Reescribe como lista numerada las líneas de las entradas que empiezan en la que contiene "Text: V1: V1 [968, 340, 999, 363]" y terminan en la que contiene "Circle shape [852, 230, 864, 242]", ambas incluidas, sin las líneas en blanco.
--*--
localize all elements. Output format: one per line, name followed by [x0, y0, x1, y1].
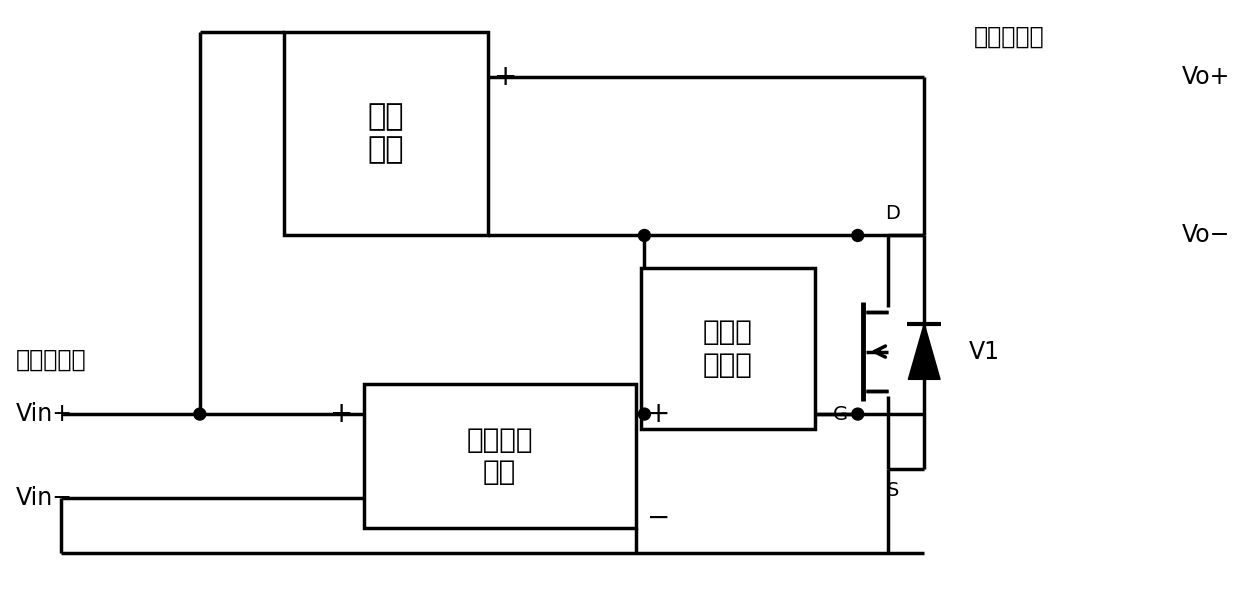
Text: V1: V1 [968, 340, 999, 363]
Text: 滤波
模块: 滤波 模块 [367, 102, 404, 165]
Text: +: + [646, 400, 670, 428]
Text: G: G [833, 404, 848, 424]
Text: 稳压电源
模块: 稳压电源 模块 [466, 426, 533, 486]
Text: 反馈控
制模块: 反馈控 制模块 [703, 318, 753, 379]
Circle shape [639, 408, 650, 420]
Text: +: + [330, 400, 353, 428]
Text: Vo+: Vo+ [1182, 65, 1230, 89]
Text: 信号输出端: 信号输出端 [973, 25, 1044, 49]
Bar [363, 384, 636, 528]
Circle shape [852, 230, 864, 242]
Bar [284, 32, 487, 236]
Text: Vin+: Vin+ [16, 402, 73, 426]
Text: 信号输入端: 信号输入端 [16, 348, 87, 372]
Polygon shape [909, 324, 940, 379]
Text: −: − [647, 504, 670, 532]
Text: Vin−: Vin− [16, 487, 73, 510]
Text: −: − [330, 484, 353, 513]
Circle shape [852, 408, 864, 420]
Text: +: + [494, 63, 517, 91]
Bar [641, 268, 815, 429]
Circle shape [639, 230, 650, 242]
Text: D: D [885, 204, 900, 223]
Circle shape [193, 408, 206, 420]
Text: S: S [887, 481, 899, 500]
Text: Vo−: Vo− [1182, 223, 1230, 247]
Text: −: − [494, 221, 517, 249]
--*--
Solución →
1. Text: V1: V1 [968, 340, 999, 363]
2. Text: 滤波
3. 模块: 滤波 模块 [367, 102, 404, 165]
4. Text: +: + [646, 400, 670, 428]
5. Text: G: G [833, 404, 848, 424]
6. Text: 稳压电源
7. 模块: 稳压电源 模块 [466, 426, 533, 486]
8. Text: 反馈控
9. 制模块: 反馈控 制模块 [703, 318, 753, 379]
10. Circle shape [639, 408, 650, 420]
11. Text: +: + [330, 400, 353, 428]
12. Text: Vo+: Vo+ [1182, 65, 1230, 89]
13. Text: 信号输出端: 信号输出端 [973, 25, 1044, 49]
14. Bar [363, 384, 636, 528]
15. Circle shape [852, 230, 864, 242]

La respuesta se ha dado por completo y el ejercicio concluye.